> Directive A:
Reproduce, without any change, the stretch of the listing from the line containing "residual-bubble xyxy=(528,205,558,235)" through the line containing "residual-bubble xyxy=(815,173,842,199)".

> Given passage:
Although Soderman’s father stated that they had previously discussed an unspecifieddate visit, he said that he did not know that Soderman was on his way to Minnesota
at the moment. In response to Merchant’s query, Soderman told her he had had a
problem with drugs in the past but had been clean for years. He admitted to having
smoked marijuana in the car while in Colorado.
Based on her observations and law enforcement experience, Merchant
concluded that she had probable cause to believe that there would be evidence of drug
paraphernalia within the car. She decided to seize the vehicle and requested a second
tow truck. Raes issued Soderman tickets for speeding and for driving with a
suspended license. Upon the arrival of the Soderman-requested tow truck, Merchant
informed the driver that she intended to use a different towing company, whereupon
the tow truck departed. Shortly thereafter—and seventy-five minutes after the traffic
stop began—Soderman walked away from the scene before the second tow truck
arrived, leaving his vehicle with Raes and Merchant. The Merchant-summoned tow
truck arrived and towed Soderman’s car to the impound lot. Merchant submitted to
a state judge the application and the affidavit needed to obtain a search warrant, but
mistakenly failed to submit the required warrant itself. Believing that she had
obtained a valid warrant, Merchant searched Soderman’s vehicle, discovering
methamphetamine, marijuana, a loaded firearm, magazines and ammunition, and a
digital scale in the trunk.
Arguing that the warrant was invalid, Soderman moved to suppress the
evidence obtained from his vehicle, as well as the statements that he made during the
traffic stop. Following the district court’s denial of the motion, Soderman entered
conditional guilty pleas and was sentenced to 180 months’ imprisonment.

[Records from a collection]
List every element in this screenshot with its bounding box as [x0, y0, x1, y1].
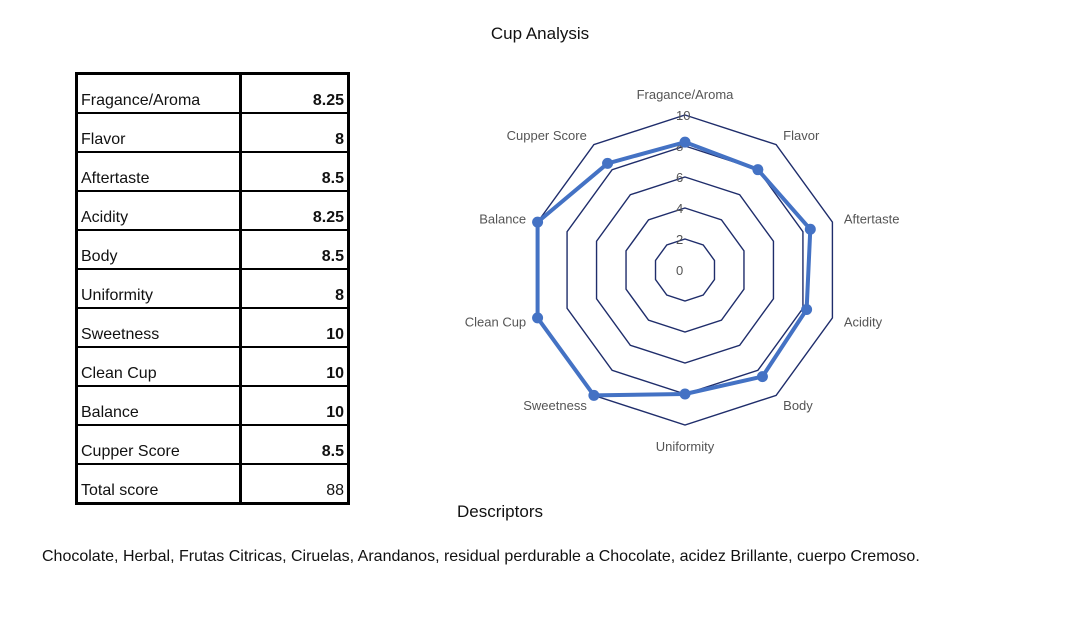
table-row: Fragance/Aroma 8.25 [76, 73, 349, 114]
score-value: 8.5 [240, 230, 349, 270]
data-point [602, 157, 614, 169]
score-value: 8 [240, 113, 349, 153]
table-row: Uniformity 8 [76, 269, 349, 309]
score-value: 8.5 [240, 425, 349, 465]
table-row: Cupper Score 8.5 [76, 425, 349, 465]
tick-label: 8 [676, 139, 683, 154]
grid-ring [595, 176, 775, 364]
category-label: Aftertaste [844, 211, 900, 226]
score-label: Uniformity [76, 269, 242, 309]
category-label: Cupper Score [507, 128, 587, 143]
total-score-value: 88 [326, 482, 344, 499]
score-value: 8.5 [240, 152, 349, 192]
table-row: Sweetness 10 [76, 308, 349, 348]
category-label: Flavor [783, 128, 820, 143]
category-label: Uniformity [656, 439, 715, 454]
data-point [756, 371, 768, 383]
score-label: Flavor [76, 113, 242, 153]
data-point [588, 389, 600, 401]
category-label: Acidity [844, 315, 883, 330]
score-label: Cupper Score [76, 425, 242, 465]
score-value: 10 [240, 347, 349, 387]
data-point [532, 216, 544, 228]
data-point [801, 304, 813, 316]
score-value: 8 [240, 269, 349, 309]
data-point [679, 388, 691, 400]
chart-title: Cup Analysis [490, 24, 590, 43]
tick-label: 4 [676, 201, 683, 216]
score-label: Clean Cup [76, 347, 242, 387]
data-point [679, 136, 691, 148]
grid-ring [625, 207, 745, 333]
grid-ring [536, 114, 834, 426]
category-label: Sweetness [523, 398, 587, 413]
score-label: Acidity [76, 191, 242, 231]
score-value: 8.25 [240, 73, 349, 114]
data-point [804, 223, 816, 235]
category-label: Fragance/Aroma [637, 87, 735, 102]
table-row: Body 8.5 [76, 230, 349, 270]
tick-label: 0 [676, 263, 683, 278]
descriptors-text: Chocolate, Herbal, Frutas Citricas, Ciru… [42, 548, 920, 565]
score-label: Body [76, 230, 242, 270]
table-row: Acidity 8.25 [76, 191, 349, 231]
table-row-total: Total score 88 [76, 464, 349, 504]
tick-label: 2 [676, 232, 683, 247]
score-table: Fragance/Aroma 8.25 Flavor 8 Aftertaste 8.5… [75, 72, 350, 505]
category-label: Clean Cup [465, 315, 526, 330]
grid-ring [654, 238, 716, 302]
descriptors-title: Descriptors [457, 502, 543, 521]
score-value: 10 [240, 308, 349, 348]
table-row: Clean Cup 10 [76, 347, 349, 387]
table-row: Aftertaste 8.5 [76, 152, 349, 192]
radar-chart: 0 2 4 6 8 10 Fragance/Aroma Flavor Aftertaste Aci… [465, 87, 900, 454]
tick-label: 10 [676, 108, 690, 123]
score-value: 10 [240, 386, 349, 426]
score-label: Aftertaste [76, 152, 242, 192]
score-label: Sweetness [76, 308, 242, 348]
score-label: Fragance/Aroma [76, 73, 242, 114]
total-score-label: Total score [76, 464, 242, 504]
score-value: 8.25 [240, 191, 349, 231]
table-row: Balance 10 [76, 386, 349, 426]
score-label: Balance [76, 386, 242, 426]
category-label: Body [783, 398, 813, 413]
category-label: Balance [479, 211, 526, 226]
data-point [532, 312, 544, 324]
tick-label: 6 [676, 170, 683, 185]
table-row: Flavor 8 [76, 113, 349, 153]
data-point [752, 164, 764, 176]
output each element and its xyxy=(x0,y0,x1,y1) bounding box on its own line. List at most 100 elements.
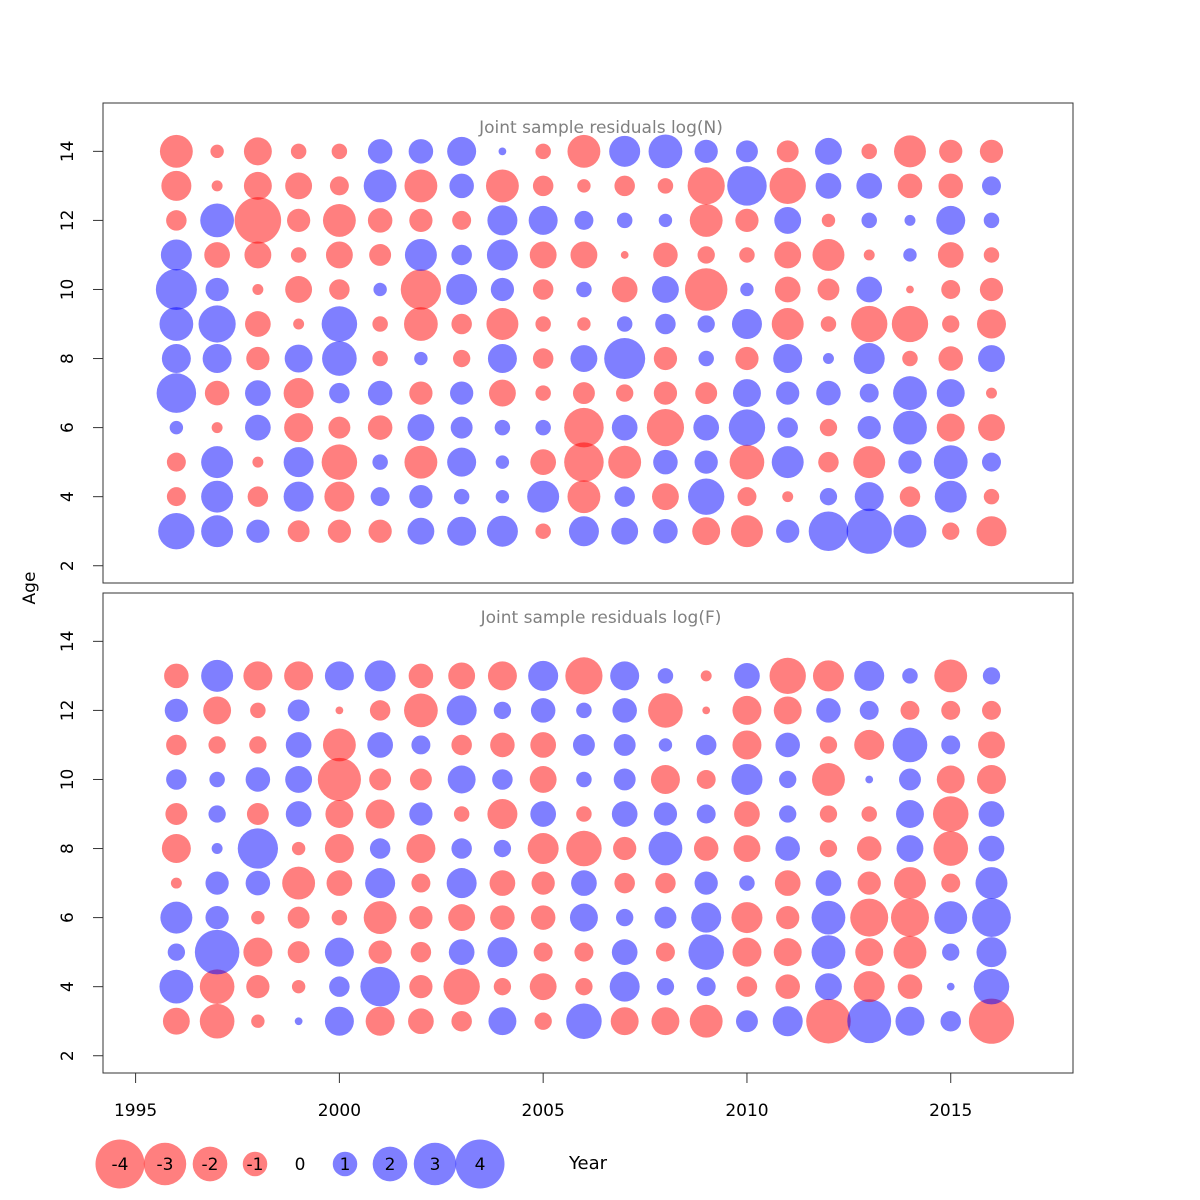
residual-bubble xyxy=(528,205,558,235)
residual-bubble xyxy=(655,942,675,962)
residual-bubble xyxy=(577,179,591,193)
residual-bubble xyxy=(325,800,354,828)
residual-bubble xyxy=(409,905,433,930)
residual-bubble xyxy=(613,733,636,756)
legend-label: 2 xyxy=(385,1155,396,1175)
residual-bubble xyxy=(815,173,842,199)
residual-bubble xyxy=(863,249,875,261)
residual-bubble xyxy=(331,909,348,926)
y-tick-label: 14 xyxy=(58,141,78,163)
residual-bubble xyxy=(159,134,193,168)
residual-bubble xyxy=(776,140,799,163)
residual-bubble xyxy=(447,447,477,477)
residual-bubble xyxy=(934,659,968,693)
residual-bubble xyxy=(773,344,803,374)
residual-bubble xyxy=(981,452,1001,472)
residual-bubble xyxy=(367,415,393,440)
residual-bubble xyxy=(291,979,306,994)
residual-bubble xyxy=(285,766,313,793)
residual-bubble xyxy=(208,736,226,754)
residual-bubble xyxy=(411,873,431,893)
residual-bubble xyxy=(808,511,849,551)
residual-bubble xyxy=(692,517,721,546)
residual-bubble xyxy=(933,445,968,480)
residual-bubble xyxy=(893,410,927,445)
residual-bubble xyxy=(205,277,229,302)
residual-bubble xyxy=(327,519,352,543)
residual-bubble xyxy=(448,662,476,690)
residual-bubble xyxy=(657,178,674,194)
residual-bubble xyxy=(695,734,717,756)
residual-bubble xyxy=(576,281,592,298)
residual-bubble xyxy=(979,277,1004,302)
residual-bubble xyxy=(495,455,510,469)
residual-bubble xyxy=(773,696,802,725)
residual-bubble xyxy=(155,268,197,310)
residual-bubble xyxy=(234,197,282,244)
residual-bubble xyxy=(364,660,396,692)
residual-bubble xyxy=(691,902,722,933)
residual-bubble xyxy=(978,414,1005,442)
residual-bubble xyxy=(822,353,834,365)
residual-bubble xyxy=(782,491,794,503)
residual-bubble xyxy=(815,870,842,896)
y-tick-label: 6 xyxy=(58,422,78,433)
residual-bubble xyxy=(291,841,306,856)
residual-bubble xyxy=(409,975,433,999)
residual-bubble xyxy=(853,446,886,479)
residual-bubble xyxy=(735,140,758,163)
residual-bubble xyxy=(978,835,1005,862)
residual-bubble xyxy=(611,276,638,303)
x-tick-label: 2015 xyxy=(929,1101,972,1121)
residual-bubble xyxy=(731,902,763,934)
residual-bubble xyxy=(819,418,838,437)
residual-bubble xyxy=(244,241,272,269)
y-tick-label: 12 xyxy=(58,700,78,722)
residual-bubble xyxy=(819,487,838,506)
residual-bubble xyxy=(407,517,435,545)
residual-bubble xyxy=(854,660,885,691)
residual-bubble xyxy=(893,514,927,548)
residual-bubble xyxy=(162,1007,190,1035)
residual-bubble xyxy=(534,1012,552,1030)
residual-bubble xyxy=(528,660,559,691)
residual-bubble xyxy=(202,344,232,374)
panel-title: Joint sample residuals log(F) xyxy=(480,608,722,628)
residual-bubble xyxy=(700,670,712,682)
residual-bubble xyxy=(447,516,477,546)
residual-bubble xyxy=(404,169,438,203)
y-tick-label: 2 xyxy=(58,1050,78,1061)
residual-bubble xyxy=(324,1006,354,1036)
residual-bubble xyxy=(655,313,676,335)
residual-bubble xyxy=(656,977,675,996)
residual-bubble xyxy=(535,143,551,160)
residual-bubble xyxy=(611,801,638,827)
residual-bubble xyxy=(861,212,877,229)
residual-bubble xyxy=(447,136,477,166)
x-axis: 1995 2000 2005 2010 2015 xyxy=(114,1072,972,1121)
residual-bubble xyxy=(653,802,678,826)
residual-bubble xyxy=(365,799,395,829)
residual-bubble xyxy=(367,139,393,164)
residual-bubble xyxy=(566,1003,602,1039)
residual-bubble xyxy=(533,942,553,962)
residual-bubble xyxy=(493,839,512,858)
residual-bubble xyxy=(936,379,965,408)
y-tick-label: 14 xyxy=(58,631,78,653)
residual-bubble xyxy=(489,870,516,896)
residual-bubble xyxy=(532,175,554,197)
residual-bubble xyxy=(818,451,839,473)
residual-bubble xyxy=(779,770,797,789)
residual-bubble xyxy=(856,836,882,861)
residual-bubble xyxy=(409,802,433,826)
residual-bubble xyxy=(981,700,1001,720)
residual-bubble xyxy=(986,387,997,399)
residual-bubble xyxy=(570,241,598,269)
residual-bubble xyxy=(485,169,519,203)
residual-bubble xyxy=(201,515,234,548)
residual-bubble xyxy=(735,208,759,233)
residual-bubble xyxy=(861,806,877,822)
residual-bubble xyxy=(895,1006,925,1036)
residual-bubble xyxy=(408,663,434,689)
residual-bubble xyxy=(939,139,963,163)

> Directive B:
Rewrite the stretch of the court opinion passage from "Although Soderman’s father" through "while in Colorado.", switching "marijuana" to "cannabis".

> Full output A:
residual-bubble xyxy=(528,205,558,235)
residual-bubble xyxy=(655,942,675,962)
residual-bubble xyxy=(577,179,591,193)
residual-bubble xyxy=(325,800,354,828)
residual-bubble xyxy=(409,905,433,930)
residual-bubble xyxy=(613,733,636,756)
legend-label: 2 xyxy=(385,1155,396,1175)
residual-bubble xyxy=(815,173,842,199)

> Full output B:
Although Soderman’s father stated that they had previously discussed an unspecifieddate visit, he said that he did not know that Soderman was on his way to Minnesota
at the moment. In response to Merchant’s query, Soderman told her he had had a
problem with drugs in the past but had been clean for years. He admitted to having
smoked cannabis in the car while in Colorado.